== To be done ==
Pictures stay out of your copy, but everything else in the records below must be repeated exactly.

== Dataset items ==
--------------------
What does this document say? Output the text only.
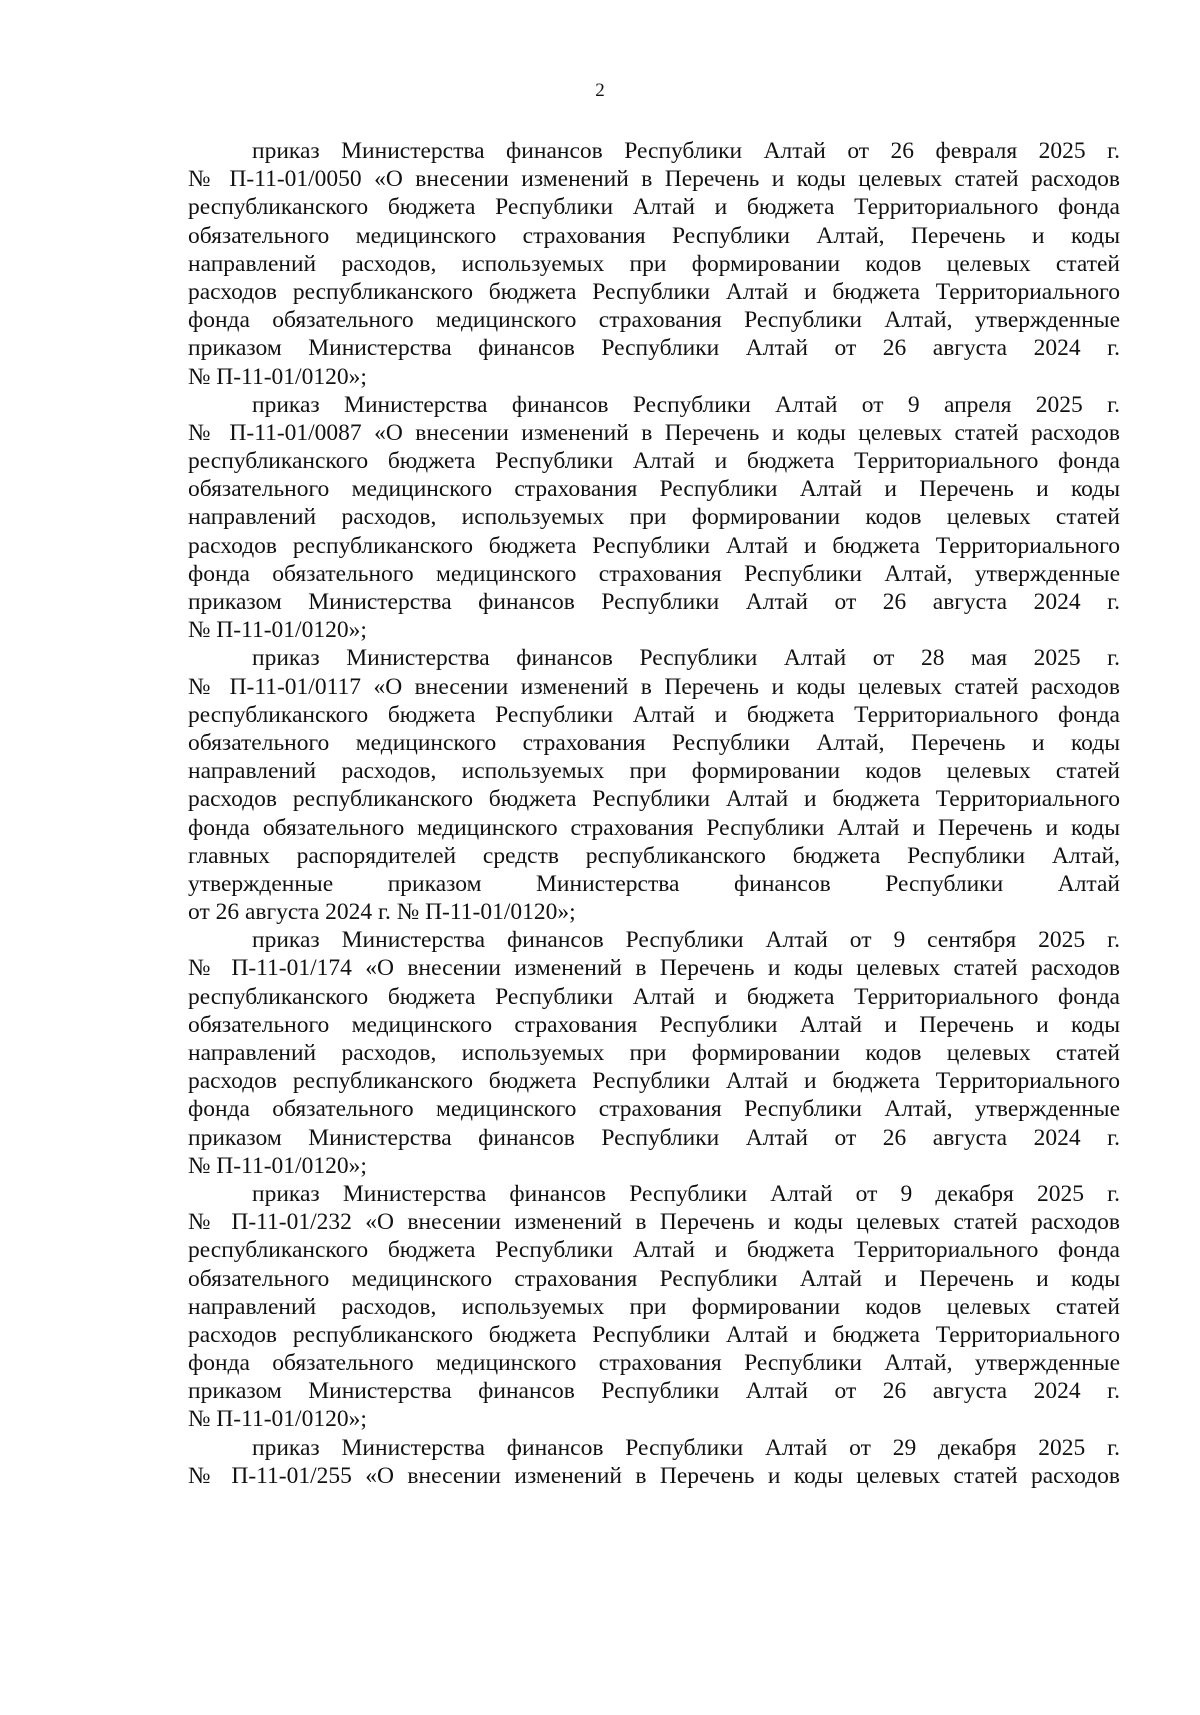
2
приказ Министерства финансов Республики Алтай от 26 февраля 2025 г.
№ П-11-01/0050 «О внесении изменений в Перечень и коды целевых статей расходов
республиканского бюджета Республики Алтай и бюджета Территориального фонда
обязательного медицинского страхования Республики Алтай, Перечень и коды
направлений расходов, используемых при формировании кодов целевых статей
расходов республиканского бюджета Республики Алтай и бюджета Территориального
фонда обязательного медицинского страхования Республики Алтай, утвержденные
приказом Министерства финансов Республики Алтай от 26 августа 2024 г.
№ П-11-01/0120»;
приказ Министерства финансов Республики Алтай от 9 апреля 2025 г.
№ П-11-01/0087 «О внесении изменений в Перечень и коды целевых статей расходов
республиканского бюджета Республики Алтай и бюджета Территориального фонда
обязательного медицинского страхования Республики Алтай и Перечень и коды
направлений расходов, используемых при формировании кодов целевых статей
расходов республиканского бюджета Республики Алтай и бюджета Территориального
фонда обязательного медицинского страхования Республики Алтай, утвержденные
приказом Министерства финансов Республики Алтай от 26 августа 2024 г.
№ П-11-01/0120»;
приказ Министерства финансов Республики Алтай от 28 мая 2025 г.
№ П-11-01/0117 «О внесении изменений в Перечень и коды целевых статей расходов
республиканского бюджета Республики Алтай и бюджета Территориального фонда
обязательного медицинского страхования Республики Алтай, Перечень и коды
направлений расходов, используемых при формировании кодов целевых статей
расходов республиканского бюджета Республики Алтай и бюджета Территориального
фонда обязательного медицинского страхования Республики Алтай и Перечень и коды
главных распорядителей средств республиканского бюджета Республики Алтай,
утвержденные приказом Министерства финансов Республики Алтай
от 26 августа 2024 г. № П-11-01/0120»;
приказ Министерства финансов Республики Алтай от 9 сентября 2025 г.
№ П-11-01/174 «О внесении изменений в Перечень и коды целевых статей расходов
республиканского бюджета Республики Алтай и бюджета Территориального фонда
обязательного медицинского страхования Республики Алтай и Перечень и коды
направлений расходов, используемых при формировании кодов целевых статей
расходов республиканского бюджета Республики Алтай и бюджета Территориального
фонда обязательного медицинского страхования Республики Алтай, утвержденные
приказом Министерства финансов Республики Алтай от 26 августа 2024 г.
№ П-11-01/0120»;
приказ Министерства финансов Республики Алтай от 9 декабря 2025 г.
№ П-11-01/232 «О внесении изменений в Перечень и коды целевых статей расходов
республиканского бюджета Республики Алтай и бюджета Территориального фонда
обязательного медицинского страхования Республики Алтай и Перечень и коды
направлений расходов, используемых при формировании кодов целевых статей
расходов республиканского бюджета Республики Алтай и бюджета Территориального
фонда обязательного медицинского страхования Республики Алтай, утвержденные
приказом Министерства финансов Республики Алтай от 26 августа 2024 г.
№ П-11-01/0120»;
приказ Министерства финансов Республики Алтай от 29 декабря 2025 г.
№ П-11-01/255 «О внесении изменений в Перечень и коды целевых статей расходов
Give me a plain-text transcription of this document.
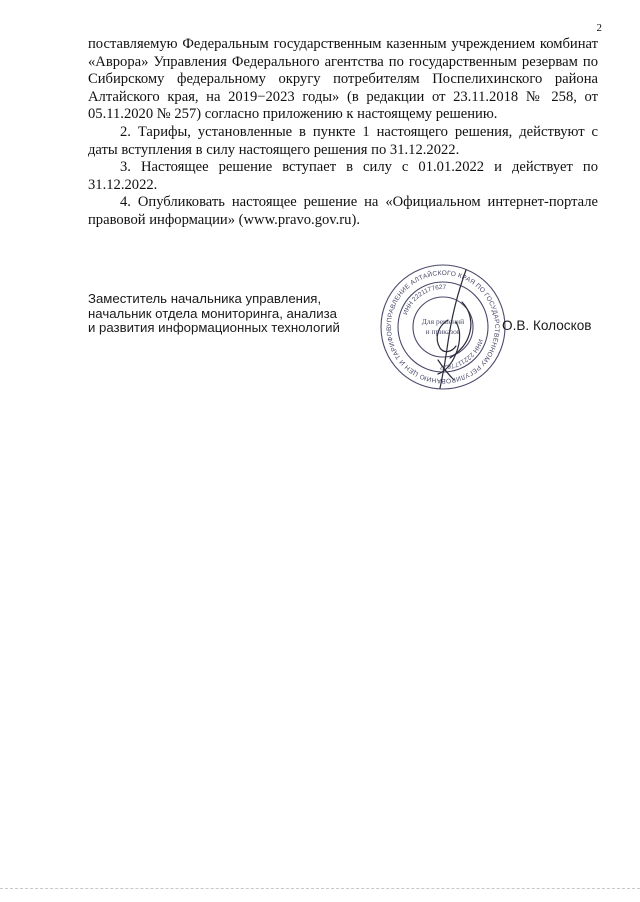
2

поставляемую Федеральным государственным казенным учреждением комбинат «Аврора» Управления Федерального агентства по государственным резервам по Сибирскому федеральному округу потребителям Поспелихинского района Алтайского края, на 2019−2023 годы» (в редакции от 23.11.2018 № 258, от 05.11.2020 № 257) согласно приложению к настоящему решению.

2. Тарифы, установленные в пункте 1 настоящего решения, действуют с даты вступления в силу настоящего решения по 31.12.2022.

3. Настоящее решение вступает в силу с 01.01.2022 и действует по 31.12.2022.

4. Опубликовать настоящее решение на «Официальном интернет-портале правовой информации» (www.pravo.gov.ru).

Заместитель начальника управления,
начальник отдела мониторинга, анализа
и развития информационных технологий	УПРАВЛЕНИЕ АЛТАЙСКОГО КРАЯ ПО ГОСУДАРСТВЕННОМУ РЕГУЛИРОВАНИЮ ЦЕН И ТАРИФОВ
ИНН 2221177627
ИНН 2221177627
Для решений
и приказов	О.В. Колосков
--------------------
== Task answer ==
What does this document say? Output the text only.
2
приказ Министерства финансов Республики Алтай от 26 февраля 2025 г.
№ П-11-01/0050 «О внесении изменений в Перечень и коды целевых статей расходов
республиканского бюджета Республики Алтай и бюджета Территориального фонда
обязательного медицинского страхования Республики Алтай, Перечень и коды
направлений расходов, используемых при формировании кодов целевых статей
расходов республиканского бюджета Республики Алтай и бюджета Территориального
фонда обязательного медицинского страхования Республики Алтай, утвержденные
приказом Министерства финансов Республики Алтай от 26 августа 2024 г.
№ П-11-01/0120»;
приказ Министерства финансов Республики Алтай от 9 апреля 2025 г.
№ П-11-01/0087 «О внесении изменений в Перечень и коды целевых статей расходов
республиканского бюджета Республики Алтай и бюджета Территориального фонда
обязательного медицинского страхования Республики Алтай и Перечень и коды
направлений расходов, используемых при формировании кодов целевых статей
расходов республиканского бюджета Республики Алтай и бюджета Территориального
фонда обязательного медицинского страхования Республики Алтай, утвержденные
приказом Министерства финансов Республики Алтай от 26 августа 2024 г.
№ П-11-01/0120»;
приказ Министерства финансов Республики Алтай от 28 мая 2025 г.
№ П-11-01/0117 «О внесении изменений в Перечень и коды целевых статей расходов
республиканского бюджета Республики Алтай и бюджета Территориального фонда
обязательного медицинского страхования Республики Алтай, Перечень и коды
направлений расходов, используемых при формировании кодов целевых статей
расходов республиканского бюджета Республики Алтай и бюджета Территориального
фонда обязательного медицинского страхования Республики Алтай и Перечень и коды
главных распорядителей средств республиканского бюджета Республики Алтай,
утвержденные приказом Министерства финансов Республики Алтай
от 26 августа 2024 г. № П-11-01/0120»;
приказ Министерства финансов Республики Алтай от 9 сентября 2025 г.
№ П-11-01/174 «О внесении изменений в Перечень и коды целевых статей расходов
республиканского бюджета Республики Алтай и бюджета Территориального фонда
обязательного медицинского страхования Республики Алтай и Перечень и коды
направлений расходов, используемых при формировании кодов целевых статей
расходов республиканского бюджета Республики Алтай и бюджета Территориального
фонда обязательного медицинского страхования Республики Алтай, утвержденные
приказом Министерства финансов Республики Алтай от 26 августа 2024 г.
№ П-11-01/0120»;
приказ Министерства финансов Республики Алтай от 9 декабря 2025 г.
№ П-11-01/232 «О внесении изменений в Перечень и коды целевых статей расходов
республиканского бюджета Республики Алтай и бюджета Территориального фонда
обязательного медицинского страхования Республики Алтай и Перечень и коды
направлений расходов, используемых при формировании кодов целевых статей
расходов республиканского бюджета Республики Алтай и бюджета Территориального
фонда обязательного медицинского страхования Республики Алтай, утвержденные
приказом Министерства финансов Республики Алтай от 26 августа 2024 г.
№ П-11-01/0120»;
приказ Министерства финансов Республики Алтай от 29 декабря 2025 г.
№ П-11-01/255 «О внесении изменений в Перечень и коды целевых статей расходов
Give me a plain-text transcription of this document.
2

поставляемую Федеральным государственным казенным учреждением комбинат «Аврора» Управления Федерального агентства по государственным резервам по Сибирскому федеральному округу потребителям Поспелихинского района Алтайского края, на 2019−2023 годы» (в редакции от 23.11.2018 № 258, от 05.11.2020 № 257) согласно приложению к настоящему решению.

2. Тарифы, установленные в пункте 1 настоящего решения, действуют с даты вступления в силу настоящего решения по 31.12.2022.

3. Настоящее решение вступает в силу с 01.01.2022 и действует по 31.12.2022.

4. Опубликовать настоящее решение на «Официальном интернет-портале правовой информации» (www.pravo.gov.ru).

Заместитель начальника управления,
начальник отдела мониторинга, анализа
и развития информационных технологий	УПРАВЛЕНИЕ АЛТАЙСКОГО КРАЯ ПО ГОСУДАРСТВЕННОМУ РЕГУЛИРОВАНИЮ ЦЕН И ТАРИФОВ
ИНН 2221177627
ИНН 2221177627
Для решений
и приказов	О.В. Колосков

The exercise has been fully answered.